*Exercise*: Say how many lines hold the string "label", and nothing more.

*Data*:
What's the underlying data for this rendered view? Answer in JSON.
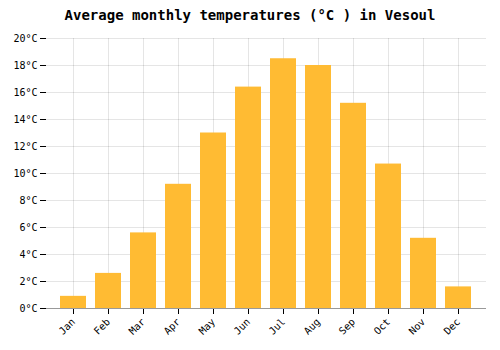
{
  "chart_data": {
    "type": "bar",
    "title": "Average monthly temperatures (°C ) in Vesoul",
    "categories": [
      "Jan",
      "Feb",
      "Mar",
      "Apr",
      "May",
      "Jun",
      "Jul",
      "Aug",
      "Sep",
      "Oct",
      "Nov",
      "Dec"
    ],
    "values": [
      0.9,
      2.6,
      5.6,
      9.2,
      13.0,
      16.4,
      18.5,
      18.0,
      15.2,
      10.7,
      5.2,
      1.6
    ],
    "color": "#FFBB33",
    "ylim": [
      0,
      20
    ],
    "yticks": [
      {
        "value": 0,
        "label": "0°C"
      },
      {
        "value": 2,
        "label": "2°C"
      },
      {
        "value": 4,
        "label": "4°C"
      },
      {
        "value": 6,
        "label": "6°C"
      },
      {
        "value": 8,
        "label": "8°C"
      },
      {
        "value": 10,
        "label": "10°C"
      },
      {
        "value": 12,
        "label": "12°C"
      },
      {
        "value": 14,
        "label": "14°C"
      },
      {
        "value": 16,
        "label": "16°C"
      },
      {
        "value": 18,
        "label": "18°C"
      },
      {
        "value": 20,
        "label": "20°C"
      }
    ],
    "grid": true
  }
}
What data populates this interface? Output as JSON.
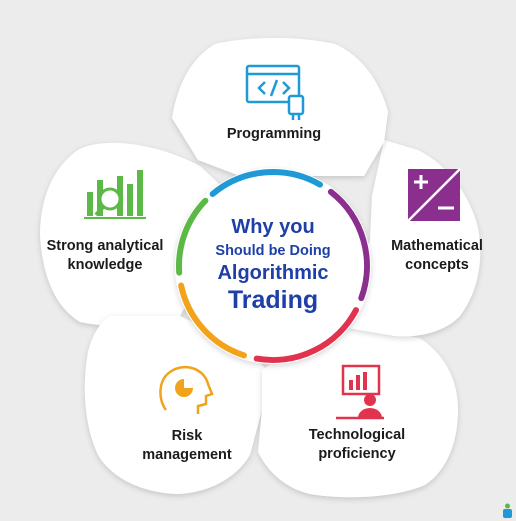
{
  "center": {
    "line1": "Why you",
    "line2": "Should be Doing",
    "line3": "Algorithmic",
    "line4": "Trading"
  },
  "petals": [
    {
      "id": "programming",
      "line1": "Programming",
      "line2": "",
      "icon": "code-usb-icon",
      "color": "#1f9ad6"
    },
    {
      "id": "mathematical",
      "line1": "Mathematical",
      "line2": "concepts",
      "icon": "plus-minus-icon",
      "color": "#8b2f8f"
    },
    {
      "id": "technological",
      "line1": "Technological",
      "line2": "proficiency",
      "icon": "presenter-chart-icon",
      "color": "#e2334e"
    },
    {
      "id": "risk",
      "line1": "Risk",
      "line2": "management",
      "icon": "head-pie-chart-icon",
      "color": "#f2a31b"
    },
    {
      "id": "analytical",
      "line1": "Strong analytical",
      "line2": "knowledge",
      "icon": "bar-chart-magnifier-icon",
      "color": "#5cb947"
    }
  ],
  "ring_colors": {
    "top": "#1f9ad6",
    "right": "#8b2f8f",
    "bottom_right": "#e2334e",
    "bottom_left": "#f2a31b",
    "left": "#5cb947"
  },
  "corner_logo": "brand-logo-icon"
}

*Output*: 11